▶ JOB: Transcribe all of the material below line for line, reproducing every character without alteration.

▶ DATA TO USE:
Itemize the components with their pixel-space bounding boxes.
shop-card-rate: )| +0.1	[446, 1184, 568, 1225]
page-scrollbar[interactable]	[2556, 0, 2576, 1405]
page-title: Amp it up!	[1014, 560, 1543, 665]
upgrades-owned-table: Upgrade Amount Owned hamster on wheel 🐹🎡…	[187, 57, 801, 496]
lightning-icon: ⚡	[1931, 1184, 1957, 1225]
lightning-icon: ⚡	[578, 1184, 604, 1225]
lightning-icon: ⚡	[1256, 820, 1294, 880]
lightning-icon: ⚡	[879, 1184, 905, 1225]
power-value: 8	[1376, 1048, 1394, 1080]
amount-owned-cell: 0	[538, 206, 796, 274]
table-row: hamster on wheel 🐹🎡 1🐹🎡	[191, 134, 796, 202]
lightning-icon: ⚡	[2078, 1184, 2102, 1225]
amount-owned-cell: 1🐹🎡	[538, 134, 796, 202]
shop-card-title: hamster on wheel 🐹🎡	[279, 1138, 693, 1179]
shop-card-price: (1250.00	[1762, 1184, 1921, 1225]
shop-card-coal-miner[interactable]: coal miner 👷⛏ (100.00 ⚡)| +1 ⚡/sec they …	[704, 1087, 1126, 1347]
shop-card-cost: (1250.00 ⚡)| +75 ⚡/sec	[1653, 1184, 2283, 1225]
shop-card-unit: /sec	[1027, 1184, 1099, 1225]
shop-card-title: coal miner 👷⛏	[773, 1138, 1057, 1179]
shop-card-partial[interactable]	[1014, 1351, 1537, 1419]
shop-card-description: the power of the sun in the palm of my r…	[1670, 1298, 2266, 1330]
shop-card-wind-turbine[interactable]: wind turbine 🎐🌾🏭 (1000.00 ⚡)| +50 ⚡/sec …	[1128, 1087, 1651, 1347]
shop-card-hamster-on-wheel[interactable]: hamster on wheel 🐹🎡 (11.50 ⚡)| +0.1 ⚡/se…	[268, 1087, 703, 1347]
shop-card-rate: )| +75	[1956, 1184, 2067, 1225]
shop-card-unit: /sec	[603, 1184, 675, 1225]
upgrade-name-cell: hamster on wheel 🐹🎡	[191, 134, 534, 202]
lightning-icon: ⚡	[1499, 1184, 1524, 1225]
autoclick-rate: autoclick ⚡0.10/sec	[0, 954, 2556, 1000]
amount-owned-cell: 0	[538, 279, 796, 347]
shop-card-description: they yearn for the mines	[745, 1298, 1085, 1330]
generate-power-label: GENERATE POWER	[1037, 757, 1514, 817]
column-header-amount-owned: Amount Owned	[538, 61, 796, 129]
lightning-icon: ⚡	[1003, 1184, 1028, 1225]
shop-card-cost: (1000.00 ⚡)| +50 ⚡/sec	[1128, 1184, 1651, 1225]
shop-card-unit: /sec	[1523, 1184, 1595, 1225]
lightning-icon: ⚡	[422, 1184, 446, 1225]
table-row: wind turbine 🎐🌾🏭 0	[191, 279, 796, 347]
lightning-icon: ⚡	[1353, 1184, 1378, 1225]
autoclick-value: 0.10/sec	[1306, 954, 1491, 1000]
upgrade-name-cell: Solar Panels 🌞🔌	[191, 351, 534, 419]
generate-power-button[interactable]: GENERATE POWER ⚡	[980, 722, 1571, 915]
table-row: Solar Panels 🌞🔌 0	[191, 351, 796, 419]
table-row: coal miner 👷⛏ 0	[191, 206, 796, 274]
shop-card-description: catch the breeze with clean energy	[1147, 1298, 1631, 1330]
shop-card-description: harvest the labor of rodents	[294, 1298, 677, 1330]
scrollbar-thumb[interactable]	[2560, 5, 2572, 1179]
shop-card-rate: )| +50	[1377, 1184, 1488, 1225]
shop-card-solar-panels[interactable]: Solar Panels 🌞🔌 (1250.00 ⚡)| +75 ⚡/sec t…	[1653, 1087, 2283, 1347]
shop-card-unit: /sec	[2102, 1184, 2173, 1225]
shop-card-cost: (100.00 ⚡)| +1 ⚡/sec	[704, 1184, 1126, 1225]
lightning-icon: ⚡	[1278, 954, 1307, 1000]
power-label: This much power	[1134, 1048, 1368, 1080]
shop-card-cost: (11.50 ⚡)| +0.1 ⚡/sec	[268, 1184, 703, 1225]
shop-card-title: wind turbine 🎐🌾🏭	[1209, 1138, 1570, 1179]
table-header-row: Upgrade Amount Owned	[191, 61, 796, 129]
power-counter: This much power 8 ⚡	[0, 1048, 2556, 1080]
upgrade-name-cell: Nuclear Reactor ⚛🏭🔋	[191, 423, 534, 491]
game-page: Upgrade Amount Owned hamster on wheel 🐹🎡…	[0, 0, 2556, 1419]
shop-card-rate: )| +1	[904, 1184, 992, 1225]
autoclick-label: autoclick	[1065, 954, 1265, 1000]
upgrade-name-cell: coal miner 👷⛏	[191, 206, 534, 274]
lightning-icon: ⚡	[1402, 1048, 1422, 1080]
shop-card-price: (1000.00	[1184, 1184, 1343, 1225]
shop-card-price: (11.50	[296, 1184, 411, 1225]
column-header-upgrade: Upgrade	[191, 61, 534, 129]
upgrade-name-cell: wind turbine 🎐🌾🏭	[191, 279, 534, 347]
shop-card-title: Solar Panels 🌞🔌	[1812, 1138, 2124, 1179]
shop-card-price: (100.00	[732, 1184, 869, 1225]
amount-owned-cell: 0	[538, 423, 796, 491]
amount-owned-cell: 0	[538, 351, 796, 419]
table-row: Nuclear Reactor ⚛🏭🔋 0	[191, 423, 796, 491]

▶ FINISHED TASK:
Itemize the components with their pixel-space bounding boxes.
shop-card-rate: )| +0.1	[446, 1184, 568, 1225]
page-scrollbar[interactable]	[2556, 0, 2576, 1405]
page-title: Amp it up!	[1014, 560, 1543, 665]
upgrades-owned-table: Upgrade Amount Owned hamster on wheel 🐹🎡…	[187, 57, 801, 496]
lightning-icon: ⚡	[1931, 1184, 1957, 1225]
lightning-icon: ⚡	[578, 1184, 604, 1225]
lightning-icon: ⚡	[1256, 820, 1294, 880]
lightning-icon: ⚡	[879, 1184, 905, 1225]
power-value: 8	[1376, 1048, 1394, 1080]
amount-owned-cell: 0	[538, 206, 796, 274]
table-row: hamster on wheel 🐹🎡 1🐹🎡	[191, 134, 796, 202]
lightning-icon: ⚡	[2078, 1184, 2102, 1225]
amount-owned-cell: 1🐹🎡	[538, 134, 796, 202]
shop-card-title: hamster on wheel 🐹🎡	[279, 1138, 693, 1179]
shop-card-price: (1250.00	[1762, 1184, 1921, 1225]
shop-card-coal-miner[interactable]: coal miner 👷⛏ (100.00 ⚡)| +1 ⚡/sec they …	[704, 1087, 1126, 1347]
shop-card-cost: (1250.00 ⚡)| +75 ⚡/sec	[1653, 1184, 2283, 1225]
shop-card-unit: /sec	[1027, 1184, 1099, 1225]
shop-card-title: coal miner 👷⛏	[773, 1138, 1057, 1179]
shop-card-partial[interactable]	[1014, 1351, 1537, 1419]
shop-card-description: the power of the sun in the palm of my r…	[1670, 1298, 2266, 1330]
shop-card-wind-turbine[interactable]: wind turbine 🎐🌾🏭 (1000.00 ⚡)| +50 ⚡/sec …	[1128, 1087, 1651, 1347]
shop-card-hamster-on-wheel[interactable]: hamster on wheel 🐹🎡 (11.50 ⚡)| +0.1 ⚡/se…	[268, 1087, 703, 1347]
shop-card-rate: )| +75	[1956, 1184, 2067, 1225]
shop-card-unit: /sec	[603, 1184, 675, 1225]
upgrade-name-cell: hamster on wheel 🐹🎡	[191, 134, 534, 202]
lightning-icon: ⚡	[1499, 1184, 1524, 1225]
autoclick-rate: autoclick ⚡0.10/sec	[0, 954, 2556, 1000]
amount-owned-cell: 0	[538, 279, 796, 347]
shop-card-description: they yearn for the mines	[745, 1298, 1085, 1330]
generate-power-label: GENERATE POWER	[1037, 757, 1514, 817]
column-header-amount-owned: Amount Owned	[538, 61, 796, 129]
lightning-icon: ⚡	[1003, 1184, 1028, 1225]
shop-card-cost: (1000.00 ⚡)| +50 ⚡/sec	[1128, 1184, 1651, 1225]
shop-card-unit: /sec	[1523, 1184, 1595, 1225]
lightning-icon: ⚡	[422, 1184, 446, 1225]
table-row: wind turbine 🎐🌾🏭 0	[191, 279, 796, 347]
lightning-icon: ⚡	[1353, 1184, 1378, 1225]
autoclick-value: 0.10/sec	[1306, 954, 1491, 1000]
upgrade-name-cell: Solar Panels 🌞🔌	[191, 351, 534, 419]
generate-power-button[interactable]: GENERATE POWER ⚡	[980, 722, 1571, 915]
table-row: Solar Panels 🌞🔌 0	[191, 351, 796, 419]
table-row: coal miner 👷⛏ 0	[191, 206, 796, 274]
shop-card-description: catch the breeze with clean energy	[1147, 1298, 1631, 1330]
shop-card-description: harvest the labor of rodents	[294, 1298, 677, 1330]
scrollbar-thumb[interactable]	[2560, 5, 2572, 1179]
shop-card-rate: )| +50	[1377, 1184, 1488, 1225]
shop-card-solar-panels[interactable]: Solar Panels 🌞🔌 (1250.00 ⚡)| +75 ⚡/sec t…	[1653, 1087, 2283, 1347]
shop-card-unit: /sec	[2102, 1184, 2173, 1225]
shop-card-cost: (100.00 ⚡)| +1 ⚡/sec	[704, 1184, 1126, 1225]
lightning-icon: ⚡	[1278, 954, 1307, 1000]
power-label: This much power	[1134, 1048, 1368, 1080]
shop-card-cost: (11.50 ⚡)| +0.1 ⚡/sec	[268, 1184, 703, 1225]
shop-card-title: wind turbine 🎐🌾🏭	[1209, 1138, 1570, 1179]
table-header-row: Upgrade Amount Owned	[191, 61, 796, 129]
power-counter: This much power 8 ⚡	[0, 1048, 2556, 1080]
upgrade-name-cell: Nuclear Reactor ⚛🏭🔋	[191, 423, 534, 491]
game-page: Upgrade Amount Owned hamster on wheel 🐹🎡…	[0, 0, 2556, 1419]
shop-card-rate: )| +1	[904, 1184, 992, 1225]
autoclick-label: autoclick	[1065, 954, 1265, 1000]
upgrade-name-cell: coal miner 👷⛏	[191, 206, 534, 274]
lightning-icon: ⚡	[1402, 1048, 1422, 1080]
shop-card-price: (1000.00	[1184, 1184, 1343, 1225]
shop-card-price: (11.50	[296, 1184, 411, 1225]
column-header-upgrade: Upgrade	[191, 61, 534, 129]
upgrade-name-cell: wind turbine 🎐🌾🏭	[191, 279, 534, 347]
shop-card-title: Solar Panels 🌞🔌	[1812, 1138, 2124, 1179]
shop-card-price: (100.00	[732, 1184, 869, 1225]
amount-owned-cell: 0	[538, 423, 796, 491]
amount-owned-cell: 0	[538, 351, 796, 419]
table-row: Nuclear Reactor ⚛🏭🔋 0	[191, 423, 796, 491]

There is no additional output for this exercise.